-- Required task --
Pick out and copy every line below that has the word "color".

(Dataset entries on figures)
■ ■ ■

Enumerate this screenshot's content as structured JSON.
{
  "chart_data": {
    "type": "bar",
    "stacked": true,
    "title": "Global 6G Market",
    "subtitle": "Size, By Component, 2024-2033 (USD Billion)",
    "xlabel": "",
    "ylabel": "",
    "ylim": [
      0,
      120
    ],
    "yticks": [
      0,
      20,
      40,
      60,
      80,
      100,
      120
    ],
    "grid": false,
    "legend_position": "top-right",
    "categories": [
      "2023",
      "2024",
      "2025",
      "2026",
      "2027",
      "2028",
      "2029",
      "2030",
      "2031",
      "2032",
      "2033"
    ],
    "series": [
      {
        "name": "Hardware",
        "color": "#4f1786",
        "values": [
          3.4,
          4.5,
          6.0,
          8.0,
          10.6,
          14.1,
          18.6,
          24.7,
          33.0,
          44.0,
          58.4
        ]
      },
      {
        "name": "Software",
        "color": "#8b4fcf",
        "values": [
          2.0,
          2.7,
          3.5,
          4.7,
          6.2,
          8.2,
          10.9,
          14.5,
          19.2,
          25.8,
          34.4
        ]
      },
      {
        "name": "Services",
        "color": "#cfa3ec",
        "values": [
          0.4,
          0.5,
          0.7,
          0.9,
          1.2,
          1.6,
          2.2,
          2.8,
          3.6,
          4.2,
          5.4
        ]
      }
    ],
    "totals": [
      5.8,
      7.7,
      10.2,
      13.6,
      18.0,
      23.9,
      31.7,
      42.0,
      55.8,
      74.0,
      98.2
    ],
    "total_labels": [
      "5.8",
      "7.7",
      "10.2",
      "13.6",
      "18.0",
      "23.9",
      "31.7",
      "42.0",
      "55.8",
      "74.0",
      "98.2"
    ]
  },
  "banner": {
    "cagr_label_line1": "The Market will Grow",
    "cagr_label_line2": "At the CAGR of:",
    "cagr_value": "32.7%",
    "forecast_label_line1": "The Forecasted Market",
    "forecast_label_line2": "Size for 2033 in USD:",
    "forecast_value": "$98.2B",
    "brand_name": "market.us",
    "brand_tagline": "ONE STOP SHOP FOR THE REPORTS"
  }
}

■ ■ ■

-- Exercise output --
        "color": "#4f1786",
        "color": "#8b4fcf",
        "color": "#cfa3ec",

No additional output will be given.